Do not carry the pictures over; copy every other part of the entries exactly.

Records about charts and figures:

»»

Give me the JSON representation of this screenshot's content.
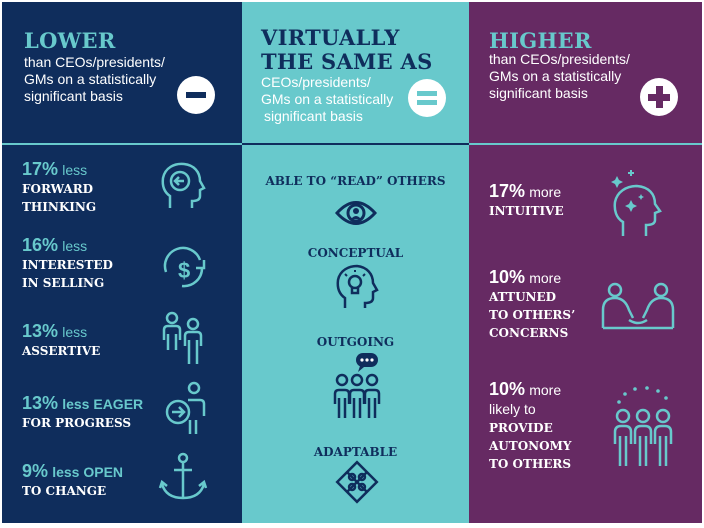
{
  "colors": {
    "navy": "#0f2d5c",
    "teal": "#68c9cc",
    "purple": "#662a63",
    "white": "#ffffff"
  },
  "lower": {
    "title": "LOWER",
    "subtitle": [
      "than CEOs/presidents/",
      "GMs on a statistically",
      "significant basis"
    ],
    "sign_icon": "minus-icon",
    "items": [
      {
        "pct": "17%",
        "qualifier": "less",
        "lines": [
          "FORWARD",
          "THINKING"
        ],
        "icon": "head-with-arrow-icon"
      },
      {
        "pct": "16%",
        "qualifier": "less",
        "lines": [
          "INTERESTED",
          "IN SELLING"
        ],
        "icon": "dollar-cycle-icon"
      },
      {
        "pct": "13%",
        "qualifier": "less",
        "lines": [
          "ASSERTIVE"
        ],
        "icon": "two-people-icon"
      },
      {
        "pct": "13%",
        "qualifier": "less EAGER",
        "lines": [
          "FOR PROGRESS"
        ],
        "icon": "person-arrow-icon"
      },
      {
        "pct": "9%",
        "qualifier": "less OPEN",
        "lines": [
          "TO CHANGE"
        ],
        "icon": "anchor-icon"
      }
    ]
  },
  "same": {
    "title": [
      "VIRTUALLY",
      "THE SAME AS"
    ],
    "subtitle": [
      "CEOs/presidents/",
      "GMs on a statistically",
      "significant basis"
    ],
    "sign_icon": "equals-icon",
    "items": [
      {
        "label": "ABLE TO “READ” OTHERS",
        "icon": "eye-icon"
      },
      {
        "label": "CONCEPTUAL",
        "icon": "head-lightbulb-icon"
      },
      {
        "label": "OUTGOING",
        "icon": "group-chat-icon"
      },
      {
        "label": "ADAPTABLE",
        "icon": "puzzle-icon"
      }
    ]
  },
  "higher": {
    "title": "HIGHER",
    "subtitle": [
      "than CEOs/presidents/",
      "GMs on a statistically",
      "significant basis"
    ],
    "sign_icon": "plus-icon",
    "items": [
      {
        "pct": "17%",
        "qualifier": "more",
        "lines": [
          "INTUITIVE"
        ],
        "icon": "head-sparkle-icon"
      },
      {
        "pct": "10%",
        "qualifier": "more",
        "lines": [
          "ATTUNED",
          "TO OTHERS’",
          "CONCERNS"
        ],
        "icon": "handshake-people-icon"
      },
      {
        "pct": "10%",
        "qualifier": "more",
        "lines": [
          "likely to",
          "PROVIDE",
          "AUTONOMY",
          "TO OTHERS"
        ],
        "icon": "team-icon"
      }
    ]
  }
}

««

» Task output:
Give me the JSON representation of this screenshot's content.
{
  "colors": {
    "navy": "#0f2d5c",
    "teal": "#68c9cc",
    "purple": "#662a63",
    "white": "#ffffff"
  },
  "lower": {
    "title": "LOWER",
    "subtitle": [
      "than CEOs/presidents/",
      "GMs on a statistically",
      "significant basis"
    ],
    "sign_icon": "minus-icon",
    "items": [
      {
        "pct": "17%",
        "qualifier": "less",
        "lines": [
          "FORWARD",
          "THINKING"
        ],
        "icon": "head-with-arrow-icon"
      },
      {
        "pct": "16%",
        "qualifier": "less",
        "lines": [
          "INTERESTED",
          "IN SELLING"
        ],
        "icon": "dollar-cycle-icon"
      },
      {
        "pct": "13%",
        "qualifier": "less",
        "lines": [
          "ASSERTIVE"
        ],
        "icon": "two-people-icon"
      },
      {
        "pct": "13%",
        "qualifier": "less EAGER",
        "lines": [
          "FOR PROGRESS"
        ],
        "icon": "person-arrow-icon"
      },
      {
        "pct": "9%",
        "qualifier": "less OPEN",
        "lines": [
          "TO CHANGE"
        ],
        "icon": "anchor-icon"
      }
    ]
  },
  "same": {
    "title": [
      "VIRTUALLY",
      "THE SAME AS"
    ],
    "subtitle": [
      "CEOs/presidents/",
      "GMs on a statistically",
      "significant basis"
    ],
    "sign_icon": "equals-icon",
    "items": [
      {
        "label": "ABLE TO “READ” OTHERS",
        "icon": "eye-icon"
      },
      {
        "label": "CONCEPTUAL",
        "icon": "head-lightbulb-icon"
      },
      {
        "label": "OUTGOING",
        "icon": "group-chat-icon"
      },
      {
        "label": "ADAPTABLE",
        "icon": "puzzle-icon"
      }
    ]
  },
  "higher": {
    "title": "HIGHER",
    "subtitle": [
      "than CEOs/presidents/",
      "GMs on a statistically",
      "significant basis"
    ],
    "sign_icon": "plus-icon",
    "items": [
      {
        "pct": "17%",
        "qualifier": "more",
        "lines": [
          "INTUITIVE"
        ],
        "icon": "head-sparkle-icon"
      },
      {
        "pct": "10%",
        "qualifier": "more",
        "lines": [
          "ATTUNED",
          "TO OTHERS’",
          "CONCERNS"
        ],
        "icon": "handshake-people-icon"
      },
      {
        "pct": "10%",
        "qualifier": "more",
        "lines": [
          "likely to",
          "PROVIDE",
          "AUTONOMY",
          "TO OTHERS"
        ],
        "icon": "team-icon"
      }
    ]
  }
}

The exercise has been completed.